◆ **Task statement**: Rewrite the lines from the first one up to and including the line with "note [413,602,429,605]", putting "back-button" in place of "rewind-button" and keeping everything else the same. Give only those lines.

——————————

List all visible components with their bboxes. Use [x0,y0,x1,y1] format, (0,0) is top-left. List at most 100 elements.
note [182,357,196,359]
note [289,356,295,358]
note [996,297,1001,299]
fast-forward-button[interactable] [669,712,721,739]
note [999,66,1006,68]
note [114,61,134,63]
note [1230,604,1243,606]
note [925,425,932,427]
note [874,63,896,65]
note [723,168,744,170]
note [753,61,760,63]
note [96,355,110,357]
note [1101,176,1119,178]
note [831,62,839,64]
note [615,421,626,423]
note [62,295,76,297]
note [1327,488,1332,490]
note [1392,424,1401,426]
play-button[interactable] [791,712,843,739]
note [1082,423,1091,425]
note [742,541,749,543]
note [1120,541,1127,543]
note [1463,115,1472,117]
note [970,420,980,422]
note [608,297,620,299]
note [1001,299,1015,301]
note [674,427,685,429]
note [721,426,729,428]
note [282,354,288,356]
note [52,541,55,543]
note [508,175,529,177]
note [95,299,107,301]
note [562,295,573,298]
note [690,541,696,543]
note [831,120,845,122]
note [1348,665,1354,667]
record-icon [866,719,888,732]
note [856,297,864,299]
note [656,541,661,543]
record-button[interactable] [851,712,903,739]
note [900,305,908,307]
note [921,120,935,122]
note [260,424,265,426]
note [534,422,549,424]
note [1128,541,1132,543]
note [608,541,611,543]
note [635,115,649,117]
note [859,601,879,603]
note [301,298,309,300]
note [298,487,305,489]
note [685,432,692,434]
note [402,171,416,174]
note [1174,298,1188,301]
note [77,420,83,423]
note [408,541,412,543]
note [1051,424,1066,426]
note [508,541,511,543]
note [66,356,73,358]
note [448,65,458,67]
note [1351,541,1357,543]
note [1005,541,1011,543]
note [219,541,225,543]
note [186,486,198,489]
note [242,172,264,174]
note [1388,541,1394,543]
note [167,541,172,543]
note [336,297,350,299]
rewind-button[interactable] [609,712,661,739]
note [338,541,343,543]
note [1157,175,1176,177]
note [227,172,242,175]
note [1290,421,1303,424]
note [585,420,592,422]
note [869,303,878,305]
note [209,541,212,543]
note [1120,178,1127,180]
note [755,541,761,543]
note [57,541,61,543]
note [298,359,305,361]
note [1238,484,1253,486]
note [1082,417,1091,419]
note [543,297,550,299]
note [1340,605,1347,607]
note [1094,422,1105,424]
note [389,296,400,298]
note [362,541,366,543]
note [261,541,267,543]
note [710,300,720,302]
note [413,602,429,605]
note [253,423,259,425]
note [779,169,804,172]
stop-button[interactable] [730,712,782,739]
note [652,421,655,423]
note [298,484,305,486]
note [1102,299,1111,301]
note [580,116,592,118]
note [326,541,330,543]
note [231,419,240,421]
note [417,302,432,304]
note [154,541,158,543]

——————————

◆ **Task output**:
List all visible components with their bboxes. Use [x0,y0,x1,y1] format, (0,0) is top-left. List at most 100 elements.
note [182,357,196,359]
note [289,356,295,358]
note [996,297,1001,299]
fast-forward-button[interactable] [669,712,721,739]
note [999,66,1006,68]
note [114,61,134,63]
note [1230,604,1243,606]
note [925,425,932,427]
note [874,63,896,65]
note [723,168,744,170]
note [753,61,760,63]
note [96,355,110,357]
note [1101,176,1119,178]
note [831,62,839,64]
note [615,421,626,423]
note [62,295,76,297]
note [1327,488,1332,490]
note [1392,424,1401,426]
play-button[interactable] [791,712,843,739]
note [1082,423,1091,425]
note [742,541,749,543]
note [1120,541,1127,543]
note [1463,115,1472,117]
note [970,420,980,422]
note [608,297,620,299]
note [1001,299,1015,301]
note [674,427,685,429]
note [721,426,729,428]
note [282,354,288,356]
note [52,541,55,543]
note [508,175,529,177]
note [95,299,107,301]
note [562,295,573,298]
note [690,541,696,543]
note [831,120,845,122]
note [1348,665,1354,667]
record-icon [866,719,888,732]
note [856,297,864,299]
note [656,541,661,543]
record-button[interactable] [851,712,903,739]
note [900,305,908,307]
note [921,120,935,122]
note [260,424,265,426]
note [534,422,549,424]
note [1128,541,1132,543]
note [608,541,611,543]
note [635,115,649,117]
note [859,601,879,603]
note [301,298,309,300]
note [298,487,305,489]
note [685,432,692,434]
note [402,171,416,174]
note [1174,298,1188,301]
note [77,420,83,423]
note [408,541,412,543]
note [1051,424,1066,426]
note [508,541,511,543]
note [66,356,73,358]
note [448,65,458,67]
note [1351,541,1357,543]
note [1005,541,1011,543]
note [219,541,225,543]
note [186,486,198,489]
note [242,172,264,174]
note [1388,541,1394,543]
note [167,541,172,543]
note [336,297,350,299]
back-button[interactable] [609,712,661,739]
note [338,541,343,543]
note [1157,175,1176,177]
note [227,172,242,175]
note [1290,421,1303,424]
note [585,420,592,422]
note [869,303,878,305]
note [209,541,212,543]
note [1120,178,1127,180]
note [755,541,761,543]
note [57,541,61,543]
note [298,359,305,361]
note [1238,484,1253,486]
note [1082,417,1091,419]
note [543,297,550,299]
note [1340,605,1347,607]
note [1094,422,1105,424]
note [389,296,400,298]
note [362,541,366,543]
note [261,541,267,543]
note [710,300,720,302]
note [413,602,429,605]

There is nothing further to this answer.